→ **What this task involves**
Exactly as given, repeat all of the entries.

→ **Dataset records**
··········

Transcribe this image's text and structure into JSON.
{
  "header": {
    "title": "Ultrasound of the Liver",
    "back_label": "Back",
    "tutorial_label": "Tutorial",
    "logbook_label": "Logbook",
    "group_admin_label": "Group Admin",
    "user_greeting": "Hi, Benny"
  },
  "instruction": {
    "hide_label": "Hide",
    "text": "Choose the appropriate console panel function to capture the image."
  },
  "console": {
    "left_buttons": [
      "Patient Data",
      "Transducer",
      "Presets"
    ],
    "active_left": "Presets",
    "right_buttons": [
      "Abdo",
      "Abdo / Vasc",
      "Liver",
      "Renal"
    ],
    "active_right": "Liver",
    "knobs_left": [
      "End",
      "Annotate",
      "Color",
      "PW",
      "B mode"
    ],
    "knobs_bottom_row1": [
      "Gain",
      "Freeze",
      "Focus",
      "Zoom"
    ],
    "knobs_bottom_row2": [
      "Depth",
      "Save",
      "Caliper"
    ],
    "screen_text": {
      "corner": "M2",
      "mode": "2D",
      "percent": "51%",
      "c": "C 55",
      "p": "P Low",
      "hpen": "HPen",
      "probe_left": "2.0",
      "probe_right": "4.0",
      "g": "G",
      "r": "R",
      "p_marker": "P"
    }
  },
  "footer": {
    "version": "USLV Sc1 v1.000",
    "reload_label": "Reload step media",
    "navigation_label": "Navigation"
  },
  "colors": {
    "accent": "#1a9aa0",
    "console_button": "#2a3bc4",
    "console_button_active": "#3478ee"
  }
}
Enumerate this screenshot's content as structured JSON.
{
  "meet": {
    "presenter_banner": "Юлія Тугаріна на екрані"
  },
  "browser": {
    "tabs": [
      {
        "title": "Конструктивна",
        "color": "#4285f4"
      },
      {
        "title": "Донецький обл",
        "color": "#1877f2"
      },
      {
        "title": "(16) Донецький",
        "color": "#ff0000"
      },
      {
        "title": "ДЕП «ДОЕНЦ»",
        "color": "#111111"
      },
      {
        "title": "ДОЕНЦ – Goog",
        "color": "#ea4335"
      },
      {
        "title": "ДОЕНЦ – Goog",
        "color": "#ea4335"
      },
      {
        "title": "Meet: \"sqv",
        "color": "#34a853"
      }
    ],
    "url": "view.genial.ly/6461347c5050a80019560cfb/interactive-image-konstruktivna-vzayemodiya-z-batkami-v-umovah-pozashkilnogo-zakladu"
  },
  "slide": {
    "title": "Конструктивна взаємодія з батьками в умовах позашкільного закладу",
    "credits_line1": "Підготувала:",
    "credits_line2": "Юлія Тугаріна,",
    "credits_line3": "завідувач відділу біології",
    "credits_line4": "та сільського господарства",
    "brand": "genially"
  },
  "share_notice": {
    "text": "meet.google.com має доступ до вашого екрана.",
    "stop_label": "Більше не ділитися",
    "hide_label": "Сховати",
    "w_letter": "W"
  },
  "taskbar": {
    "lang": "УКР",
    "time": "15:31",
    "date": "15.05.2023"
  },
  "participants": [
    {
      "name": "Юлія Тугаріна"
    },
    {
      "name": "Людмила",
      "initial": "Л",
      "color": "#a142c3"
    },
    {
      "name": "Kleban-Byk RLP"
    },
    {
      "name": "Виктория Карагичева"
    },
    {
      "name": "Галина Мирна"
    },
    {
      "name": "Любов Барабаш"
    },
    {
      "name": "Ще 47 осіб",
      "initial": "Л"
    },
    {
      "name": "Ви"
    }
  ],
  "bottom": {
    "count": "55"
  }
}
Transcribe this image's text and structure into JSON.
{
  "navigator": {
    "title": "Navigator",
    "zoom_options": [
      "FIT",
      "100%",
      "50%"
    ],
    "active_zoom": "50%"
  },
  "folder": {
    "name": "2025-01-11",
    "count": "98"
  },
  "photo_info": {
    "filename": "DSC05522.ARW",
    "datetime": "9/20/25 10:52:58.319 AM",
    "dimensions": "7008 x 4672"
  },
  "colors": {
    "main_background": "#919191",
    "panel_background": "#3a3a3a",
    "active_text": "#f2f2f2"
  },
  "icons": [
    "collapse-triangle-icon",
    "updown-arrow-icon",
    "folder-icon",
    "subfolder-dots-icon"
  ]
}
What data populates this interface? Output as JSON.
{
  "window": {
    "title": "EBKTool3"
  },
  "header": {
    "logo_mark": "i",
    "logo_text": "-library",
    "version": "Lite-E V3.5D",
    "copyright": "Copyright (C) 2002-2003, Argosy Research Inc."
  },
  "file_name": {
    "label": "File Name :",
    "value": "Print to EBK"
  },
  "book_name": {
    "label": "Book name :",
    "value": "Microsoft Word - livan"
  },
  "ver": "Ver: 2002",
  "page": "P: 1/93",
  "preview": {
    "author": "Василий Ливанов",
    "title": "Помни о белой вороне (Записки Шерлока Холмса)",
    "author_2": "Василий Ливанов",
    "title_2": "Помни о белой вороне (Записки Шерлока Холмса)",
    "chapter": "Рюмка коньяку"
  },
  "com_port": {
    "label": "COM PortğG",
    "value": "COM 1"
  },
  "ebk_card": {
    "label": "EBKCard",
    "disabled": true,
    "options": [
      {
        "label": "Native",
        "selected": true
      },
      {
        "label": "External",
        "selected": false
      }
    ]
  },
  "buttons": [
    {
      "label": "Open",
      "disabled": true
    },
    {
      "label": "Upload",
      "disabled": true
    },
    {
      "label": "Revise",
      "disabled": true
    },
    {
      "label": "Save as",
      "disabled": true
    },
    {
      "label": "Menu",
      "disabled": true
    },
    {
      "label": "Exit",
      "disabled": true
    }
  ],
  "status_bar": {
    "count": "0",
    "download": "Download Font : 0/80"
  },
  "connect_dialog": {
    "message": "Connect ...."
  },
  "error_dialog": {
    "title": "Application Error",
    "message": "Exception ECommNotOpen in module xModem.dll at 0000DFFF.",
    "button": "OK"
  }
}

··········

→ **Final result**
Transcribe this image's text and structure into JSON.
{
  "header": {
    "title": "Ultrasound of the Liver",
    "back_label": "Back",
    "tutorial_label": "Tutorial",
    "logbook_label": "Logbook",
    "group_admin_label": "Group Admin",
    "user_greeting": "Hi, Benny"
  },
  "instruction": {
    "hide_label": "Hide",
    "text": "Choose the appropriate console panel function to capture the image."
  },
  "console": {
    "left_buttons": [
      "Patient Data",
      "Transducer",
      "Presets"
    ],
    "active_left": "Presets",
    "right_buttons": [
      "Abdo",
      "Abdo / Vasc",
      "Liver",
      "Renal"
    ],
    "active_right": "Liver",
    "knobs_left": [
      "End",
      "Annotate",
      "Color",
      "PW",
      "B mode"
    ],
    "knobs_bottom_row1": [
      "Gain",
      "Freeze",
      "Focus",
      "Zoom"
    ],
    "knobs_bottom_row2": [
      "Depth",
      "Save",
      "Caliper"
    ],
    "screen_text": {
      "corner": "M2",
      "mode": "2D",
      "percent": "51%",
      "c": "C 55",
      "p": "P Low",
      "hpen": "HPen",
      "probe_left": "2.0",
      "probe_right": "4.0",
      "g": "G",
      "r": "R",
      "p_marker": "P"
    }
  },
  "footer": {
    "version": "USLV Sc1 v1.000",
    "reload_label": "Reload step media",
    "navigation_label": "Navigation"
  },
  "colors": {
    "accent": "#1a9aa0",
    "console_button": "#2a3bc4",
    "console_button_active": "#3478ee"
  }
}
Enumerate this screenshot's content as structured JSON.
{
  "meet": {
    "presenter_banner": "Юлія Тугаріна на екрані"
  },
  "browser": {
    "tabs": [
      {
        "title": "Конструктивна",
        "color": "#4285f4"
      },
      {
        "title": "Донецький обл",
        "color": "#1877f2"
      },
      {
        "title": "(16) Донецький",
        "color": "#ff0000"
      },
      {
        "title": "ДЕП «ДОЕНЦ»",
        "color": "#111111"
      },
      {
        "title": "ДОЕНЦ – Goog",
        "color": "#ea4335"
      },
      {
        "title": "ДОЕНЦ – Goog",
        "color": "#ea4335"
      },
      {
        "title": "Meet: \"sqv",
        "color": "#34a853"
      }
    ],
    "url": "view.genial.ly/6461347c5050a80019560cfb/interactive-image-konstruktivna-vzayemodiya-z-batkami-v-umovah-pozashkilnogo-zakladu"
  },
  "slide": {
    "title": "Конструктивна взаємодія з батьками в умовах позашкільного закладу",
    "credits_line1": "Підготувала:",
    "credits_line2": "Юлія Тугаріна,",
    "credits_line3": "завідувач відділу біології",
    "credits_line4": "та сільського господарства",
    "brand": "genially"
  },
  "share_notice": {
    "text": "meet.google.com має доступ до вашого екрана.",
    "stop_label": "Більше не ділитися",
    "hide_label": "Сховати",
    "w_letter": "W"
  },
  "taskbar": {
    "lang": "УКР",
    "time": "15:31",
    "date": "15.05.2023"
  },
  "participants": [
    {
      "name": "Юлія Тугаріна"
    },
    {
      "name": "Людмила",
      "initial": "Л",
      "color": "#a142c3"
    },
    {
      "name": "Kleban-Byk RLP"
    },
    {
      "name": "Виктория Карагичева"
    },
    {
      "name": "Галина Мирна"
    },
    {
      "name": "Любов Барабаш"
    },
    {
      "name": "Ще 47 осіб",
      "initial": "Л"
    },
    {
      "name": "Ви"
    }
  ],
  "bottom": {
    "count": "55"
  }
}
Transcribe this image's text and structure into JSON.
{
  "navigator": {
    "title": "Navigator",
    "zoom_options": [
      "FIT",
      "100%",
      "50%"
    ],
    "active_zoom": "50%"
  },
  "folder": {
    "name": "2025-01-11",
    "count": "98"
  },
  "photo_info": {
    "filename": "DSC05522.ARW",
    "datetime": "9/20/25 10:52:58.319 AM",
    "dimensions": "7008 x 4672"
  },
  "colors": {
    "main_background": "#919191",
    "panel_background": "#3a3a3a",
    "active_text": "#f2f2f2"
  },
  "icons": [
    "collapse-triangle-icon",
    "updown-arrow-icon",
    "folder-icon",
    "subfolder-dots-icon"
  ]
}
What data populates this interface? Output as JSON.
{
  "window": {
    "title": "EBKTool3"
  },
  "header": {
    "logo_mark": "i",
    "logo_text": "-library",
    "version": "Lite-E V3.5D",
    "copyright": "Copyright (C) 2002-2003, Argosy Research Inc."
  },
  "file_name": {
    "label": "File Name :",
    "value": "Print to EBK"
  },
  "book_name": {
    "label": "Book name :",
    "value": "Microsoft Word - livan"
  },
  "ver": "Ver: 2002",
  "page": "P: 1/93",
  "preview": {
    "author": "Василий Ливанов",
    "title": "Помни о белой вороне (Записки Шерлока Холмса)",
    "author_2": "Василий Ливанов",
    "title_2": "Помни о белой вороне (Записки Шерлока Холмса)",
    "chapter": "Рюмка коньяку"
  },
  "com_port": {
    "label": "COM PortğG",
    "value": "COM 1"
  },
  "ebk_card": {
    "label": "EBKCard",
    "disabled": true,
    "options": [
      {
        "label": "Native",
        "selected": true
      },
      {
        "label": "External",
        "selected": false
      }
    ]
  },
  "buttons": [
    {
      "label": "Open",
      "disabled": true
    },
    {
      "label": "Upload",
      "disabled": true
    },
    {
      "label": "Revise",
      "disabled": true
    },
    {
      "label": "Save as",
      "disabled": true
    },
    {
      "label": "Menu",
      "disabled": true
    },
    {
      "label": "Exit",
      "disabled": true
    }
  ],
  "status_bar": {
    "count": "0",
    "download": "Download Font : 0/80"
  },
  "connect_dialog": {
    "message": "Connect ...."
  },
  "error_dialog": {
    "title": "Application Error",
    "message": "Exception ECommNotOpen in module xModem.dll at 0000DFFF.",
    "button": "OK"
  }
}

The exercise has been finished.